**Text provided**.
──────────────────────────────
Amazon.com is remaining tight-lipped about published reports stating that the company plans to launch a digital video download service in August. However, as the public waits for Amazon to reveal details, analysts muse that Apple remains the company with the most potential to succeed in the space.
Reports indicate that Amazon executives are focusing on video because of Apple’s ubiquity in the digital music space. Again, however, analysts believe that because Apple was able to make such a huge splash in one digital category, it should be able to enjoy similar success in another — especially when consumers don’t necessarily associate Amazon’s name with a digital lifestyle.
“Apple has a head start on everybody,” Mike McGuire, research vice president at Gartner, told TechNewsWorld, noting that Apple currently has roughly 150 downloadable television programs available on its site. Consumers are downloading an average of roughly one million video downloads per week, according to his research. Although that pales in comparison to the roughly 2.5 million to 3 million daily music downloads, McGuire expects the video trend to catch on and spread to other areas.
──────────────────────────────
**Entries taken from a collection**.

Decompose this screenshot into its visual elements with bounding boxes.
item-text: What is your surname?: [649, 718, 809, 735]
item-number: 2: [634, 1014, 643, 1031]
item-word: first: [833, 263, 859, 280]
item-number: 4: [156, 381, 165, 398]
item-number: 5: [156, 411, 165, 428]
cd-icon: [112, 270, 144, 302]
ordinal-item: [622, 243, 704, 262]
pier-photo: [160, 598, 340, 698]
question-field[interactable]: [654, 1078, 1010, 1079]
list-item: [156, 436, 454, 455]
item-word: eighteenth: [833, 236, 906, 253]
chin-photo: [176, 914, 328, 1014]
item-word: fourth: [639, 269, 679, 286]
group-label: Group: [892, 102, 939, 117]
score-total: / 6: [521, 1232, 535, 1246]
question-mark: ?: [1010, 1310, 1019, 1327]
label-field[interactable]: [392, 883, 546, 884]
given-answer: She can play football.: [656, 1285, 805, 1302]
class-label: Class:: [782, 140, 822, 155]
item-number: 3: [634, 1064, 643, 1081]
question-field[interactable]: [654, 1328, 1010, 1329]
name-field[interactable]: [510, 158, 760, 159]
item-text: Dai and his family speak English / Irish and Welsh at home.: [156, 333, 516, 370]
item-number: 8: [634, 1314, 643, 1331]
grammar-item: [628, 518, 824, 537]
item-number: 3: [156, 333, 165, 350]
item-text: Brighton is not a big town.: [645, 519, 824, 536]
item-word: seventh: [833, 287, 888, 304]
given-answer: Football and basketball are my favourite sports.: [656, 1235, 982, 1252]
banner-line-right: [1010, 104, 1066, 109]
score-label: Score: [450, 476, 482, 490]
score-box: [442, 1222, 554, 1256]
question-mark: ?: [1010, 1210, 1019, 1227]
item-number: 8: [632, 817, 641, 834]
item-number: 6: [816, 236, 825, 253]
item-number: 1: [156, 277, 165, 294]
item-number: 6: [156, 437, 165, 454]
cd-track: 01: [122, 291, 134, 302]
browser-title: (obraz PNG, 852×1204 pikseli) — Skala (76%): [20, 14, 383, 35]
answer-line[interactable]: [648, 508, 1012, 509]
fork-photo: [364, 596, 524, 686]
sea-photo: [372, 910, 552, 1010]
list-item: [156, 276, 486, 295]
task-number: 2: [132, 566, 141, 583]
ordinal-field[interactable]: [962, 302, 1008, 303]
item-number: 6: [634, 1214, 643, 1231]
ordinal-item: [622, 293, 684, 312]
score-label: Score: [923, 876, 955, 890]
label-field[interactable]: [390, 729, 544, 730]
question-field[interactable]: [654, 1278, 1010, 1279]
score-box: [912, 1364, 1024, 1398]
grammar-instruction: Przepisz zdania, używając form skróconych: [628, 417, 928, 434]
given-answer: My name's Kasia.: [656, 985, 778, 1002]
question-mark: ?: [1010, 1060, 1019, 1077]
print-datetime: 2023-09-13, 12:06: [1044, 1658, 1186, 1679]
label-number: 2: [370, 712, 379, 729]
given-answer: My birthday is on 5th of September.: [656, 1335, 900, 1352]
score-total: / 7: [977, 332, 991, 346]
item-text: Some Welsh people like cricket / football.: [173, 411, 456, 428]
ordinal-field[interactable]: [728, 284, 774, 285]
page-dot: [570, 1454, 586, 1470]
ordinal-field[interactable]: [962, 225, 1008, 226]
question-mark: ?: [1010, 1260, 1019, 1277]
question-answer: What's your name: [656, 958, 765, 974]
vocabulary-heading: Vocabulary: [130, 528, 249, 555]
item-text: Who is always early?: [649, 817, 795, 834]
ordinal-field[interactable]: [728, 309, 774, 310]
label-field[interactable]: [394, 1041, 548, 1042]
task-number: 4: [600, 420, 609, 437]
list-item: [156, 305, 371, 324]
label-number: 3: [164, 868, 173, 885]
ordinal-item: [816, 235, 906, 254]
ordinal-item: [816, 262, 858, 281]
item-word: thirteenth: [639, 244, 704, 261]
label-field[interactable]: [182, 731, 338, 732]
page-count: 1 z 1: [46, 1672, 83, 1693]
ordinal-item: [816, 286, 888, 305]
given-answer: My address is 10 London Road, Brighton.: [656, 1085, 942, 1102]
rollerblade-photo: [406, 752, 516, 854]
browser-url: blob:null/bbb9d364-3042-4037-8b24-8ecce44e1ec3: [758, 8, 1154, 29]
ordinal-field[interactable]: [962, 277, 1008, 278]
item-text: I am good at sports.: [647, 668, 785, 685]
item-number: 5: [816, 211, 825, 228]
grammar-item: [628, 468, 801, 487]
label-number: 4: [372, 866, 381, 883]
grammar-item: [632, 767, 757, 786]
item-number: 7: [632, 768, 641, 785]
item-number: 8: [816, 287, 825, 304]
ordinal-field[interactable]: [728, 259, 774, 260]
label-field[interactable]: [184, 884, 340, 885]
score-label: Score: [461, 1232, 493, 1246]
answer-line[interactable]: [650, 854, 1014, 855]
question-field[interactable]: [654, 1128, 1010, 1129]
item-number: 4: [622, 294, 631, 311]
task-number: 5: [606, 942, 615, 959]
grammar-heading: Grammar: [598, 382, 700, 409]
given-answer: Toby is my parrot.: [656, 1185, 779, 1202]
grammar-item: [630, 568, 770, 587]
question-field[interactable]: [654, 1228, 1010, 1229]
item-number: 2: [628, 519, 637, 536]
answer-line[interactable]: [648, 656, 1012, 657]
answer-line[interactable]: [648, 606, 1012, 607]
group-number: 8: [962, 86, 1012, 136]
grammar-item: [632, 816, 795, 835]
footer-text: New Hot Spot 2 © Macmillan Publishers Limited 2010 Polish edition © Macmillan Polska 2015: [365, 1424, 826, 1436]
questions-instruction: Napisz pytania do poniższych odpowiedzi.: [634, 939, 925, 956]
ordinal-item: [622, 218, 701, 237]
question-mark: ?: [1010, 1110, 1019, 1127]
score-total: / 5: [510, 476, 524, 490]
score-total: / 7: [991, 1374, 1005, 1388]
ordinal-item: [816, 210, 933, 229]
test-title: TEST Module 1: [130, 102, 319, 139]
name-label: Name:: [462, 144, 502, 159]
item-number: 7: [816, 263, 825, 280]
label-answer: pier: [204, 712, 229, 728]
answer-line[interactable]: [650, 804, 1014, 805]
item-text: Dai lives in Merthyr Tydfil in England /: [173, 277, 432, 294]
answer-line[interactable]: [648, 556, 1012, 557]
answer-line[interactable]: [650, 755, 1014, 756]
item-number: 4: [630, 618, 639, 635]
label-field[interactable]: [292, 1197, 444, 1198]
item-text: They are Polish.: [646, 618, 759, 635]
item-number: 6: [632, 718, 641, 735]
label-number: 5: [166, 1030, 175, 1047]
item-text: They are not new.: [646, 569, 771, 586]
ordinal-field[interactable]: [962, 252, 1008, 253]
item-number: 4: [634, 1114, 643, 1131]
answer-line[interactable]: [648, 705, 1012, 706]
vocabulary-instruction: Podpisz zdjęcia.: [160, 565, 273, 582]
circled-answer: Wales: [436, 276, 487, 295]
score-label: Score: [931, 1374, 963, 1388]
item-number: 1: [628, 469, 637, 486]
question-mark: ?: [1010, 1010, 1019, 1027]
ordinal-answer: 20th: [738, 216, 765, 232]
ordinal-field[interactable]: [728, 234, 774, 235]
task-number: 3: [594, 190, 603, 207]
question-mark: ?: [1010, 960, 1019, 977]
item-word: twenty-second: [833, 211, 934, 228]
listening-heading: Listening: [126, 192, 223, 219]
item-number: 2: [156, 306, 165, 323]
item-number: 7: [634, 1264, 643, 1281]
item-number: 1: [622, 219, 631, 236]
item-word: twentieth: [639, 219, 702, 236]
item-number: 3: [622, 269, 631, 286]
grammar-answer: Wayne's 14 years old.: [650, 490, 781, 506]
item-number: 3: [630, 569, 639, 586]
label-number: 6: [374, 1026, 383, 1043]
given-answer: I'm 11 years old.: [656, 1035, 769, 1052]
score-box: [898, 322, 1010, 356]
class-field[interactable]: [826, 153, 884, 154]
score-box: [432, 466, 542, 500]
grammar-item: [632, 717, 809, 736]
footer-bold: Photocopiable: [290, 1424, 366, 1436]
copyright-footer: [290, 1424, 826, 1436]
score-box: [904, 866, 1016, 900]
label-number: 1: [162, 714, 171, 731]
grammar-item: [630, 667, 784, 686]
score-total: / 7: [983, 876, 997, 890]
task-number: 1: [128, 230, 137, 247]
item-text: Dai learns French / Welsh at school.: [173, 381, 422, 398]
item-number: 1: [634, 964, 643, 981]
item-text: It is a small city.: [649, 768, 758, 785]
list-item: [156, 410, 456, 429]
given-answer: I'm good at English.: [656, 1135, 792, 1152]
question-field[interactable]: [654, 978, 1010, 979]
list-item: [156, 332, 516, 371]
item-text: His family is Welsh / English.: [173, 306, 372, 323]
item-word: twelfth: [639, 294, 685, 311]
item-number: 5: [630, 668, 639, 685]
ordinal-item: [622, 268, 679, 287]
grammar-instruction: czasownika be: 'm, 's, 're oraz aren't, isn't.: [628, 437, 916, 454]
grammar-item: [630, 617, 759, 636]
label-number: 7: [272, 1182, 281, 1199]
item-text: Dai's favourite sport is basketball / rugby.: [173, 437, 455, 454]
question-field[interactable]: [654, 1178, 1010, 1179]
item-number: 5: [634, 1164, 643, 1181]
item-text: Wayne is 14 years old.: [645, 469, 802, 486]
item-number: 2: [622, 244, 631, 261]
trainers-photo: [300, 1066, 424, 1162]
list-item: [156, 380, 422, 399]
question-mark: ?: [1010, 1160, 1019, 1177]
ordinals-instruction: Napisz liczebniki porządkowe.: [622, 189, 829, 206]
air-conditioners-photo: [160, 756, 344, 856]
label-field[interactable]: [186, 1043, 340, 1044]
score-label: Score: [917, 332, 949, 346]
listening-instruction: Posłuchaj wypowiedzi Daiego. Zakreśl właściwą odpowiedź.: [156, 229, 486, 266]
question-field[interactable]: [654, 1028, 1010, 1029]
──────────────────────────────
In the text about Amazon's planned video download service, roughly how many downloadable television programs does Apple have on its site?

**Written solution**. Roughly 150.